GOAL OF THE EXERCISE: Write out each record below exactly as it appears, with no pictures.

EXTRACTED ENTRIES:
--- START ---

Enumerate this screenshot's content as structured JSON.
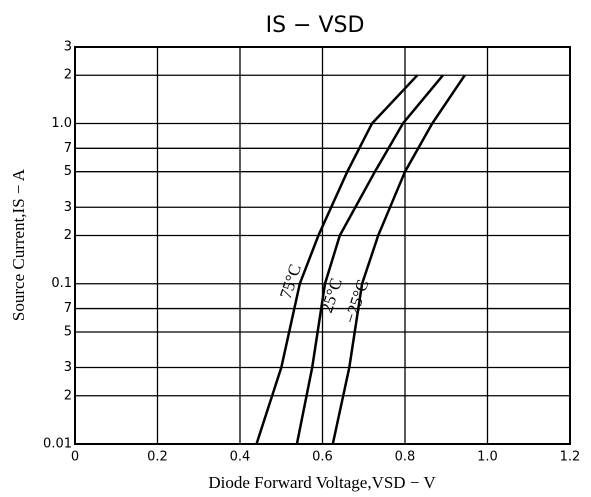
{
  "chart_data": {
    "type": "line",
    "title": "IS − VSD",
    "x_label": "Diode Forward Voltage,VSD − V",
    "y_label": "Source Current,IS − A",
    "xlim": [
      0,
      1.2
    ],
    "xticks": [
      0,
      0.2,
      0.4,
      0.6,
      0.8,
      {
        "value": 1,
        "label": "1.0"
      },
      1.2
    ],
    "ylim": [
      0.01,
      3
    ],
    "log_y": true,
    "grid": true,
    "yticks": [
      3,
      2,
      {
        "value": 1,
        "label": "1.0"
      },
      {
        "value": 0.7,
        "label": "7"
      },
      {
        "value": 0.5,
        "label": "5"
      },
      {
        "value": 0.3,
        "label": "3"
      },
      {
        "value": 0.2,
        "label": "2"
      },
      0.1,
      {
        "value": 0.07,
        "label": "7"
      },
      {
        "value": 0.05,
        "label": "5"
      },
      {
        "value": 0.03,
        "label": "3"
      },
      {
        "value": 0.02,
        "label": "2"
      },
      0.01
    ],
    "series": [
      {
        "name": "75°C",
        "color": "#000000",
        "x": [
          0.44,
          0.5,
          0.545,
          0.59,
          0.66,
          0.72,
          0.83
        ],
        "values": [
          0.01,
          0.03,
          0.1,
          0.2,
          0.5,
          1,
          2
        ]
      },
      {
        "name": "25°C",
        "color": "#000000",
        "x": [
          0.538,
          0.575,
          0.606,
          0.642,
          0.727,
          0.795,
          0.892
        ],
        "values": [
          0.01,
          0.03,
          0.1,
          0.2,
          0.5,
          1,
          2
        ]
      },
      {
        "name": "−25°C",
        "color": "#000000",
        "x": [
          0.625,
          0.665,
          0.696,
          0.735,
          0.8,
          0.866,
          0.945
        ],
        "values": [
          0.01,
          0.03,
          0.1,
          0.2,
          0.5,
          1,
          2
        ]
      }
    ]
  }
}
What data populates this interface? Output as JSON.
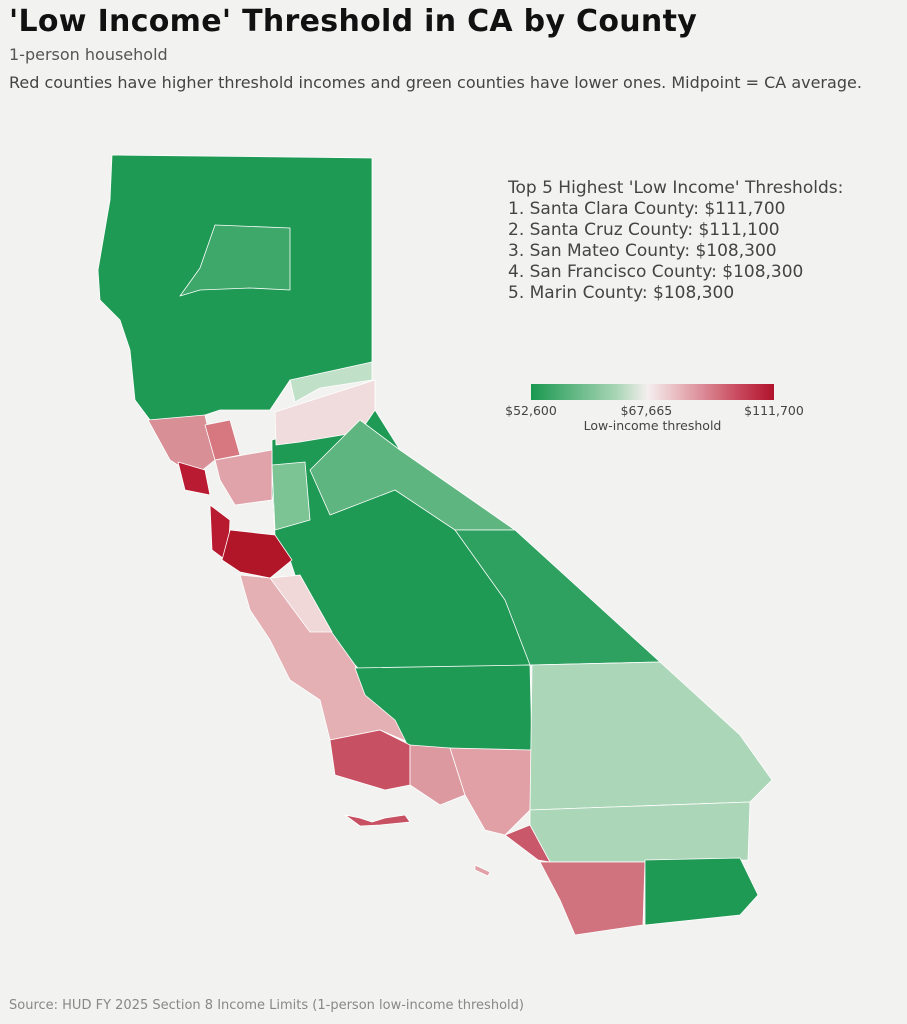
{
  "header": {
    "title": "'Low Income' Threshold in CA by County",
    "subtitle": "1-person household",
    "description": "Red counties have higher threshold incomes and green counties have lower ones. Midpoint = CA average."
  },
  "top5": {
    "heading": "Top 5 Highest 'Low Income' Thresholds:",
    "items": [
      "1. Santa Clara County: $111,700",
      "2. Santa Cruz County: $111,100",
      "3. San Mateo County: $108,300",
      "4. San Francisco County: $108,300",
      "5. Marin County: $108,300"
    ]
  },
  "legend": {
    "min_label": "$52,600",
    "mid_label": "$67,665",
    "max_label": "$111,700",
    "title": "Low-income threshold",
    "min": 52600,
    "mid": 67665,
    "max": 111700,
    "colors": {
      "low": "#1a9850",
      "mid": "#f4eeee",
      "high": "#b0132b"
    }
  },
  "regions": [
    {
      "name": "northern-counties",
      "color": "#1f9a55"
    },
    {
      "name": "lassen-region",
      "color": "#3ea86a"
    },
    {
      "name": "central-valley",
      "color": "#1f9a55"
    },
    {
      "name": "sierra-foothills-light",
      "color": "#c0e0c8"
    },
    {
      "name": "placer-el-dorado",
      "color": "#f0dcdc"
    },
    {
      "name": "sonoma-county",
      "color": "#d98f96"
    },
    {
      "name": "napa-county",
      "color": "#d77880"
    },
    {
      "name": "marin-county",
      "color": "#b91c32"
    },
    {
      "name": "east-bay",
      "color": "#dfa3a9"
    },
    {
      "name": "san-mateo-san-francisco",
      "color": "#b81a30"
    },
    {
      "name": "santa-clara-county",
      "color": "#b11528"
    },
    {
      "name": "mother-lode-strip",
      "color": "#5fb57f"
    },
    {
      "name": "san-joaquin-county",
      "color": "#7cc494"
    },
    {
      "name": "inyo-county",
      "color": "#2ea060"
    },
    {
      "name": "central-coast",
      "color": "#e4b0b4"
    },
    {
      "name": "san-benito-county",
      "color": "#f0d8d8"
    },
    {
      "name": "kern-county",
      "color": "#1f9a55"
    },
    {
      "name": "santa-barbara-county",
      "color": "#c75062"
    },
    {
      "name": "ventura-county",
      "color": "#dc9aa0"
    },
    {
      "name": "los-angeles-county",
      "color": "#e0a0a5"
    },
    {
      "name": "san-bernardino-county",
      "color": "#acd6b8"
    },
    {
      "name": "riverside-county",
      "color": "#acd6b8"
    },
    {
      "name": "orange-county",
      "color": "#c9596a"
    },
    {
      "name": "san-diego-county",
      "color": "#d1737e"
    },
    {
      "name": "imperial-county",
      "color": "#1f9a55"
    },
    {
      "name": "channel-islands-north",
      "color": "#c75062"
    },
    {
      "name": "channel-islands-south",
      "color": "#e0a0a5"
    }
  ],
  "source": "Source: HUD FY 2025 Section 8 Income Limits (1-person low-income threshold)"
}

--- END ---

EXPECTED OUTPUT:
Enumerate this screenshot's content as structured JSON.
{
  "chart_data": {
    "type": "line",
    "title": "IS − VSD",
    "x_label": "Diode Forward Voltage,VSD − V",
    "y_label": "Source Current,IS − A",
    "xlim": [
      0,
      1.2
    ],
    "xticks": [
      0,
      0.2,
      0.4,
      0.6,
      0.8,
      {
        "value": 1,
        "label": "1.0"
      },
      1.2
    ],
    "ylim": [
      0.01,
      3
    ],
    "log_y": true,
    "grid": true,
    "yticks": [
      3,
      2,
      {
        "value": 1,
        "label": "1.0"
      },
      {
        "value": 0.7,
        "label": "7"
      },
      {
        "value": 0.5,
        "label": "5"
      },
      {
        "value": 0.3,
        "label": "3"
      },
      {
        "value": 0.2,
        "label": "2"
      },
      0.1,
      {
        "value": 0.07,
        "label": "7"
      },
      {
        "value": 0.05,
        "label": "5"
      },
      {
        "value": 0.03,
        "label": "3"
      },
      {
        "value": 0.02,
        "label": "2"
      },
      0.01
    ],
    "series": [
      {
        "name": "75°C",
        "color": "#000000",
        "x": [
          0.44,
          0.5,
          0.545,
          0.59,
          0.66,
          0.72,
          0.83
        ],
        "values": [
          0.01,
          0.03,
          0.1,
          0.2,
          0.5,
          1,
          2
        ]
      },
      {
        "name": "25°C",
        "color": "#000000",
        "x": [
          0.538,
          0.575,
          0.606,
          0.642,
          0.727,
          0.795,
          0.892
        ],
        "values": [
          0.01,
          0.03,
          0.1,
          0.2,
          0.5,
          1,
          2
        ]
      },
      {
        "name": "−25°C",
        "color": "#000000",
        "x": [
          0.625,
          0.665,
          0.696,
          0.735,
          0.8,
          0.866,
          0.945
        ],
        "values": [
          0.01,
          0.03,
          0.1,
          0.2,
          0.5,
          1,
          2
        ]
      }
    ]
  }
}
What data populates this interface? Output as JSON.
{
  "header": {
    "title": "'Low Income' Threshold in CA by County",
    "subtitle": "1-person household",
    "description": "Red counties have higher threshold incomes and green counties have lower ones. Midpoint = CA average."
  },
  "top5": {
    "heading": "Top 5 Highest 'Low Income' Thresholds:",
    "items": [
      "1. Santa Clara County: $111,700",
      "2. Santa Cruz County: $111,100",
      "3. San Mateo County: $108,300",
      "4. San Francisco County: $108,300",
      "5. Marin County: $108,300"
    ]
  },
  "legend": {
    "min_label": "$52,600",
    "mid_label": "$67,665",
    "max_label": "$111,700",
    "title": "Low-income threshold",
    "min": 52600,
    "mid": 67665,
    "max": 111700,
    "colors": {
      "low": "#1a9850",
      "mid": "#f4eeee",
      "high": "#b0132b"
    }
  },
  "regions": [
    {
      "name": "northern-counties",
      "color": "#1f9a55"
    },
    {
      "name": "lassen-region",
      "color": "#3ea86a"
    },
    {
      "name": "central-valley",
      "color": "#1f9a55"
    },
    {
      "name": "sierra-foothills-light",
      "color": "#c0e0c8"
    },
    {
      "name": "placer-el-dorado",
      "color": "#f0dcdc"
    },
    {
      "name": "sonoma-county",
      "color": "#d98f96"
    },
    {
      "name": "napa-county",
      "color": "#d77880"
    },
    {
      "name": "marin-county",
      "color": "#b91c32"
    },
    {
      "name": "east-bay",
      "color": "#dfa3a9"
    },
    {
      "name": "san-mateo-san-francisco",
      "color": "#b81a30"
    },
    {
      "name": "santa-clara-county",
      "color": "#b11528"
    },
    {
      "name": "mother-lode-strip",
      "color": "#5fb57f"
    },
    {
      "name": "san-joaquin-county",
      "color": "#7cc494"
    },
    {
      "name": "inyo-county",
      "color": "#2ea060"
    },
    {
      "name": "central-coast",
      "color": "#e4b0b4"
    },
    {
      "name": "san-benito-county",
      "color": "#f0d8d8"
    },
    {
      "name": "kern-county",
      "color": "#1f9a55"
    },
    {
      "name": "santa-barbara-county",
      "color": "#c75062"
    },
    {
      "name": "ventura-county",
      "color": "#dc9aa0"
    },
    {
      "name": "los-angeles-county",
      "color": "#e0a0a5"
    },
    {
      "name": "san-bernardino-county",
      "color": "#acd6b8"
    },
    {
      "name": "riverside-county",
      "color": "#acd6b8"
    },
    {
      "name": "orange-county",
      "color": "#c9596a"
    },
    {
      "name": "san-diego-county",
      "color": "#d1737e"
    },
    {
      "name": "imperial-county",
      "color": "#1f9a55"
    },
    {
      "name": "channel-islands-north",
      "color": "#c75062"
    },
    {
      "name": "channel-islands-south",
      "color": "#e0a0a5"
    }
  ],
  "source": "Source: HUD FY 2025 Section 8 Income Limits (1-person low-income threshold)"
}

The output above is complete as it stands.